[Written exercise]
It is required that all of the data be written out exactly.

Dataset items:
+ + + +
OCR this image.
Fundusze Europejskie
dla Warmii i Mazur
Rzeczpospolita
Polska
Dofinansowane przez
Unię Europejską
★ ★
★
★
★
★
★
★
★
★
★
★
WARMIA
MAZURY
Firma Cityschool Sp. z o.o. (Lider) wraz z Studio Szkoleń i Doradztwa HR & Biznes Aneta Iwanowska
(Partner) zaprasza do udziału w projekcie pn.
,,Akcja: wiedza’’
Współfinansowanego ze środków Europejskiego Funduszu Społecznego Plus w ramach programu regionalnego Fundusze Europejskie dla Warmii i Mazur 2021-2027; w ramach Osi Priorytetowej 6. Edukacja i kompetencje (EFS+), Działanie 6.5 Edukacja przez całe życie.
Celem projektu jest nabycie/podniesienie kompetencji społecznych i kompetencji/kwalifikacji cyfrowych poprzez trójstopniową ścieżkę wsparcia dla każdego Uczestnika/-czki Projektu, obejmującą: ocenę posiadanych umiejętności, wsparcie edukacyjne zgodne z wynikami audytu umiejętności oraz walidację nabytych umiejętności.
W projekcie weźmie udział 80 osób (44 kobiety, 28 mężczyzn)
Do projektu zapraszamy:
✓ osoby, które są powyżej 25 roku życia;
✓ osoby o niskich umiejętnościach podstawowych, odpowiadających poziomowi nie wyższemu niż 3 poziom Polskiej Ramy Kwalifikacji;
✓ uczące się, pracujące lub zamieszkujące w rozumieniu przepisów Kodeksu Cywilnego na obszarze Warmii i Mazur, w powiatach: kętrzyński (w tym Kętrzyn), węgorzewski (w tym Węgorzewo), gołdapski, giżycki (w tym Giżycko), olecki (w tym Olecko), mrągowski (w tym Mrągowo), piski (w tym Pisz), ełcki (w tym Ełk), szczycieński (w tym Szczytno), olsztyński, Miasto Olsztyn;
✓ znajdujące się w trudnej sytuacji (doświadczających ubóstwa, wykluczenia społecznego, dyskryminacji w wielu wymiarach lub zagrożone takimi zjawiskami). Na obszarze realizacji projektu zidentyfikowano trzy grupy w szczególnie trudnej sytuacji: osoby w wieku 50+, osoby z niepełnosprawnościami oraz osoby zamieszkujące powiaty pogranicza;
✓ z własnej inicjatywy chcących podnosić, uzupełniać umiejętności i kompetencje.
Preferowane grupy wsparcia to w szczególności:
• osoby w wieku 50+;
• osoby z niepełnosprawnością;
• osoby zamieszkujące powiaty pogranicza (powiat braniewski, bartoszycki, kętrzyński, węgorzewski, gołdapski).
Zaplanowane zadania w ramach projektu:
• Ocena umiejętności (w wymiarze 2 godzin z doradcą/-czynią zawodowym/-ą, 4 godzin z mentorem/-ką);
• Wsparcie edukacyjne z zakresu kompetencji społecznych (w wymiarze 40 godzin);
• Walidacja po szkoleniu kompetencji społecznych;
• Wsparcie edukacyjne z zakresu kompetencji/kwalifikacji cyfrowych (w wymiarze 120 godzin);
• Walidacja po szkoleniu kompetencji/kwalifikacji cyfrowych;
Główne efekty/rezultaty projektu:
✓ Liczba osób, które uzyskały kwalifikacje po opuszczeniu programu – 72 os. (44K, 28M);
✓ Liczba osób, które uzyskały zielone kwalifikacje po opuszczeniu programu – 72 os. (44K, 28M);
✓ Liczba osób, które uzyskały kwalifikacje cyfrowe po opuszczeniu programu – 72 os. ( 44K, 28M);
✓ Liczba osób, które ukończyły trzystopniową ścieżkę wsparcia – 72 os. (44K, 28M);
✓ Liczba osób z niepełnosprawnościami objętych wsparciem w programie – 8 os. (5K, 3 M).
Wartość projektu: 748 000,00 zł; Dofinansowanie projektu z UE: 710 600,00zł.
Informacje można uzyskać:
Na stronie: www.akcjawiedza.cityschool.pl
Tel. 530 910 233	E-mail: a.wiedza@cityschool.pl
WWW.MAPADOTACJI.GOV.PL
+ + + +
[Output]
OCR this image.
Fundusze Europejskie
dla Warmii i Mazur
Rzeczpospolita
Polska
Dofinansowane przez
Unię Europejską
★ ★
★
★
★
★
★
★
★
★
★
★
WARMIA
MAZURY
Firma Cityschool Sp. z o.o. (Lider) wraz z Studio Szkoleń i Doradztwa HR & Biznes Aneta Iwanowska
(Partner) zaprasza do udziału w projekcie pn.
,,Akcja: wiedza’’
Współfinansowanego ze środków Europejskiego Funduszu Społecznego Plus w ramach programu regionalnego Fundusze Europejskie dla Warmii i Mazur 2021-2027; w ramach Osi Priorytetowej 6. Edukacja i kompetencje (EFS+), Działanie 6.5 Edukacja przez całe życie.
Celem projektu jest nabycie/podniesienie kompetencji społecznych i kompetencji/kwalifikacji cyfrowych poprzez trójstopniową ścieżkę wsparcia dla każdego Uczestnika/-czki Projektu, obejmującą: ocenę posiadanych umiejętności, wsparcie edukacyjne zgodne z wynikami audytu umiejętności oraz walidację nabytych umiejętności.
W projekcie weźmie udział 80 osób (44 kobiety, 28 mężczyzn)
Do projektu zapraszamy:
✓ osoby, które są powyżej 25 roku życia;
✓ osoby o niskich umiejętnościach podstawowych, odpowiadających poziomowi nie wyższemu niż 3 poziom Polskiej Ramy Kwalifikacji;
✓ uczące się, pracujące lub zamieszkujące w rozumieniu przepisów Kodeksu Cywilnego na obszarze Warmii i Mazur, w powiatach: kętrzyński (w tym Kętrzyn), węgorzewski (w tym Węgorzewo), gołdapski, giżycki (w tym Giżycko), olecki (w tym Olecko), mrągowski (w tym Mrągowo), piski (w tym Pisz), ełcki (w tym Ełk), szczycieński (w tym Szczytno), olsztyński, Miasto Olsztyn;
✓ znajdujące się w trudnej sytuacji (doświadczających ubóstwa, wykluczenia społecznego, dyskryminacji w wielu wymiarach lub zagrożone takimi zjawiskami). Na obszarze realizacji projektu zidentyfikowano trzy grupy w szczególnie trudnej sytuacji: osoby w wieku 50+, osoby z niepełnosprawnościami oraz osoby zamieszkujące powiaty pogranicza;
✓ z własnej inicjatywy chcących podnosić, uzupełniać umiejętności i kompetencje.
Preferowane grupy wsparcia to w szczególności:
• osoby w wieku 50+;
• osoby z niepełnosprawnością;
• osoby zamieszkujące powiaty pogranicza (powiat braniewski, bartoszycki, kętrzyński, węgorzewski, gołdapski).
Zaplanowane zadania w ramach projektu:
• Ocena umiejętności (w wymiarze 2 godzin z doradcą/-czynią zawodowym/-ą, 4 godzin z mentorem/-ką);
• Wsparcie edukacyjne z zakresu kompetencji społecznych (w wymiarze 40 godzin);
• Walidacja po szkoleniu kompetencji społecznych;
• Wsparcie edukacyjne z zakresu kompetencji/kwalifikacji cyfrowych (w wymiarze 120 godzin);
• Walidacja po szkoleniu kompetencji/kwalifikacji cyfrowych;
Główne efekty/rezultaty projektu:
✓ Liczba osób, które uzyskały kwalifikacje po opuszczeniu programu – 72 os. (44K, 28M);
✓ Liczba osób, które uzyskały zielone kwalifikacje po opuszczeniu programu – 72 os. (44K, 28M);
✓ Liczba osób, które uzyskały kwalifikacje cyfrowe po opuszczeniu programu – 72 os. ( 44K, 28M);
✓ Liczba osób, które ukończyły trzystopniową ścieżkę wsparcia – 72 os. (44K, 28M);
✓ Liczba osób z niepełnosprawnościami objętych wsparciem w programie – 8 os. (5K, 3 M).
Wartość projektu: 748 000,00 zł; Dofinansowanie projektu z UE: 710 600,00zł.
Informacje można uzyskać:
Na stronie: www.akcjawiedza.cityschool.pl
Tel. 530 910 233	E-mail: a.wiedza@cityschool.pl
WWW.MAPADOTACJI.GOV.PL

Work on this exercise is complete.